>> START
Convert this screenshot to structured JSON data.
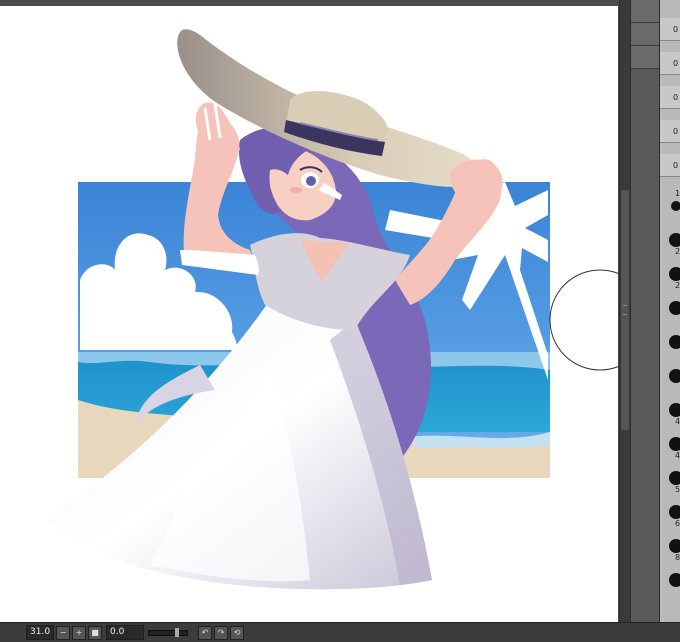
{
  "statusbar": {
    "zoom_value": "31.0",
    "rotation_value": "0.0"
  },
  "brush_panel": {
    "labels": [
      "0",
      "0",
      "0",
      "0",
      "0",
      "1",
      "2",
      "2",
      "4",
      "4",
      "5",
      "6",
      "8"
    ]
  },
  "icons": {
    "zoom_out": "minus-icon",
    "zoom_in": "plus-icon",
    "fit": "square-icon",
    "rotate_left": "rotate-left-icon",
    "rotate_right": "rotate-right-icon",
    "reset": "reset-icon",
    "brush_cursor": "circle-cursor-icon"
  }
}
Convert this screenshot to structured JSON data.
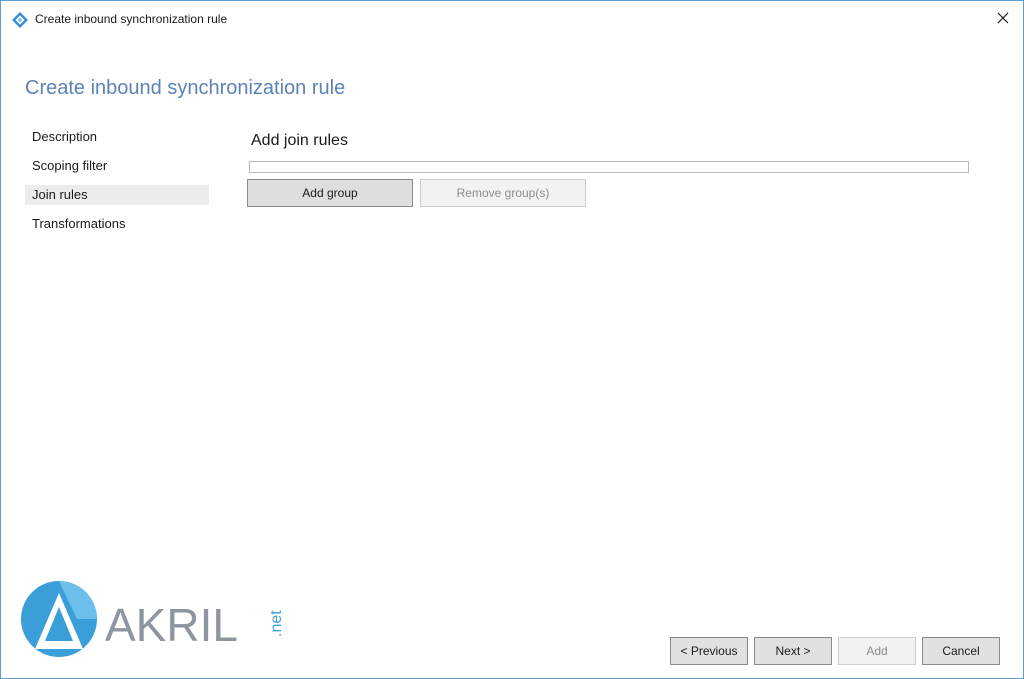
{
  "window": {
    "title": "Create inbound synchronization rule",
    "close_glyph": "✕"
  },
  "page": {
    "heading": "Create inbound synchronization rule",
    "section_title": "Add join rules"
  },
  "nav": {
    "items": [
      {
        "label": "Description"
      },
      {
        "label": "Scoping filter"
      },
      {
        "label": "Join rules",
        "selected": true
      },
      {
        "label": "Transformations"
      }
    ]
  },
  "join_rules": {
    "add_group_label": "Add group",
    "remove_group_label": "Remove group(s)"
  },
  "footer": {
    "previous_label": "< Previous",
    "next_label": "Next >",
    "add_label": "Add",
    "cancel_label": "Cancel"
  },
  "watermark": {
    "brand": "AKRIL",
    "suffix": ".net"
  },
  "colors": {
    "accent": "#5b83b5",
    "border_blue": "#5b9bd5",
    "logo_blue": "#3a9fd8",
    "logo_gray": "#8c95a0"
  },
  "icons": {
    "app": "sync-diamond-icon",
    "close": "close-icon",
    "logo": "akril-logo-icon"
  }
}
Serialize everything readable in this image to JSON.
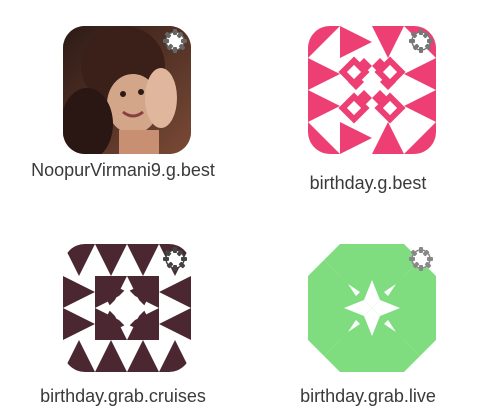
{
  "accounts": [
    {
      "name": "NoopurVirmani9.g.best",
      "avatar": "photo-avatar",
      "has_settings": true
    },
    {
      "name": "birthday.g.best",
      "avatar": "pink-pattern-avatar",
      "accent": "#ee3f74",
      "has_settings": true
    },
    {
      "name": "birthday.grab.cruises",
      "avatar": "purple-pattern-avatar",
      "accent": "#4a2731",
      "has_settings": true
    },
    {
      "name": "birthday.grab.live",
      "avatar": "green-pattern-avatar",
      "accent": "#7fdc7f",
      "has_settings": true
    }
  ]
}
>> END
Your instructions ▸ All lines from the one holding "Serialize everything readable" to the end of the listing above need to be duplicated exactly. None of the pictures should be included.

Solution to this exercise ▸
Serialize everything readable in this image to JSON.
{
  "accounts": [
    {
      "name": "NoopurVirmani9.g.best",
      "avatar": "photo-avatar",
      "has_settings": true
    },
    {
      "name": "birthday.g.best",
      "avatar": "pink-pattern-avatar",
      "accent": "#ee3f74",
      "has_settings": true
    },
    {
      "name": "birthday.grab.cruises",
      "avatar": "purple-pattern-avatar",
      "accent": "#4a2731",
      "has_settings": true
    },
    {
      "name": "birthday.grab.live",
      "avatar": "green-pattern-avatar",
      "accent": "#7fdc7f",
      "has_settings": true
    }
  ]
}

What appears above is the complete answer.